**选读段落:**
§

随着CHO细胞大规模培养技术的发展,细胞的蛋白表达水平得到了很大的提高,但伴随培养过程中外源营养物质的大量添加和细胞密度的呈数量级的增加,所以细胞培养产物中的成分越来越复杂。宿主蛋白HCP(Host Cell Protein)就是其中一种复杂的污染物,宿主蛋白HCP的复杂性和异质性取决于表达系统、细胞株或者细胞培养条件。不同细胞株或者相同细胞株不同的上游细胞培养条件均会对宿主蛋白HCP污染物的种类和含量有较大影响。
宿主蛋白HCP污染物的清除在生物制药工艺开发中是需要非常关注的,其在药物开发中的危险性在于其可以引起免疫原反应,为了保证病人用药的安全性这些过程相关的杂质需要被清除到一个低的水平,无论是在小试还是在放大阶段都是需要特别注意的,建立有效的去除宿主蛋白HCP的下游工艺条件并且在每一步工艺后有效的监控宿主蛋白HCP的去除效率,最终使其含量符合标准也是非常必要的。对于单克隆抗体工艺平台中HCP的去除方法主要包括深层过滤和层析方法。

§

**工作任务:**
判断下列三项说法是否与选读段落一致，逐项回答"是"或"否"，并原样引用段落中起决定作用的文字。
1. 不同细胞株，或者相同细胞株在不同的上游细胞培养条件下，都会明显影响宿主蛋白HCP污染物的种类和含量。
2. 宿主蛋白HCP只需要在放大阶段特别注意。
3. 在单克隆抗体工艺平台中，HCP的去除方法主要包括离心和超滤。
以下各行不必使用。

§

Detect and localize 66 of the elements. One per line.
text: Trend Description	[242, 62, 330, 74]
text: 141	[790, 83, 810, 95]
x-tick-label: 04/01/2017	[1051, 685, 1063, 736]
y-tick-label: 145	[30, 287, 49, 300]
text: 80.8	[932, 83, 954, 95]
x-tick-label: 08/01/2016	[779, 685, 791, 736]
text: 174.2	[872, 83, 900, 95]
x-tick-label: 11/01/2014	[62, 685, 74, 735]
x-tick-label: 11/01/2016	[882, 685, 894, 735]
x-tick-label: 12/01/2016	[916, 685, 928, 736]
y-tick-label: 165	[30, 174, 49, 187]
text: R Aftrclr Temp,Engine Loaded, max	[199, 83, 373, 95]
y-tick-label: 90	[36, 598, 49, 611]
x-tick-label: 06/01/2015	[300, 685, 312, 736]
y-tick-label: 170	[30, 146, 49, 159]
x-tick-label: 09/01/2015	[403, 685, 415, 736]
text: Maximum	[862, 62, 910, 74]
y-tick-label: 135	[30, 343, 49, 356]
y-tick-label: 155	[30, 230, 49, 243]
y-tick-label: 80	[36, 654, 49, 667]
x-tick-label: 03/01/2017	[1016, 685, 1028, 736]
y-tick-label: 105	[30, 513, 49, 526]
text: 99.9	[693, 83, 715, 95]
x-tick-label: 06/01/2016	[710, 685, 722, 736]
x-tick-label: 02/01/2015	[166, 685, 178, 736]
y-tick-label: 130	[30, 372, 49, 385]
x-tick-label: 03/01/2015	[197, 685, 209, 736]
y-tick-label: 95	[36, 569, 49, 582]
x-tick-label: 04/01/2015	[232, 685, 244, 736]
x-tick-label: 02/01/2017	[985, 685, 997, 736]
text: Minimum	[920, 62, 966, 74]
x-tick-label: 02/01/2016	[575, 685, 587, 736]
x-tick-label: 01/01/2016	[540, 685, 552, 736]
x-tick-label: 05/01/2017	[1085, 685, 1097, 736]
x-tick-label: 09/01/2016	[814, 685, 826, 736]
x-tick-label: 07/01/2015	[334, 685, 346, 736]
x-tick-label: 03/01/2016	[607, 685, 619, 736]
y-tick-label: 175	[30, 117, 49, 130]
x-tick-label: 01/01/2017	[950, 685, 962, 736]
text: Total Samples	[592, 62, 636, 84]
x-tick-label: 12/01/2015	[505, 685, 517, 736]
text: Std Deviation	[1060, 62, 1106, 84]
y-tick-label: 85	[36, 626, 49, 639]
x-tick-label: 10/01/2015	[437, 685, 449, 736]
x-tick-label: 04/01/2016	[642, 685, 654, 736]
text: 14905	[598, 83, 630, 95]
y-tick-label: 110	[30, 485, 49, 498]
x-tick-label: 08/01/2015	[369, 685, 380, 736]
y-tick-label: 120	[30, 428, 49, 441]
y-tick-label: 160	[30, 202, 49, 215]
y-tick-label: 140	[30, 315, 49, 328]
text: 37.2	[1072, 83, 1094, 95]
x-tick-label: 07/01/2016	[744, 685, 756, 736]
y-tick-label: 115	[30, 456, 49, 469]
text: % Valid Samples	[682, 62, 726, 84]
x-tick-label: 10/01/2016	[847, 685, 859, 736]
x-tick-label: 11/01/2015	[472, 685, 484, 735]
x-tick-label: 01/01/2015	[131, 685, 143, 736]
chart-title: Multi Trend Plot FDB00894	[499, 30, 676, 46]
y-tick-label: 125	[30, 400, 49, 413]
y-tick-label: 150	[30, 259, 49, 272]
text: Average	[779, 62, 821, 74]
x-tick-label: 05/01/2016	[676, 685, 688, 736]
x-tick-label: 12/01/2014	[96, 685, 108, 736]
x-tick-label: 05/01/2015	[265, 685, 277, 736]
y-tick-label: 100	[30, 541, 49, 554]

§

**已完成任务:**
1. 是。"不同细胞株或者相同细胞株不同的上游细胞培养条件均会对宿主蛋白HCP污染物的种类和含量有较大影响"
2. 否。"无论是在小试还是在放大阶段都是需要特别注意的"
3. 否。"对于单克隆抗体工艺平台中HCP的去除方法主要包括深层过滤和层析方法"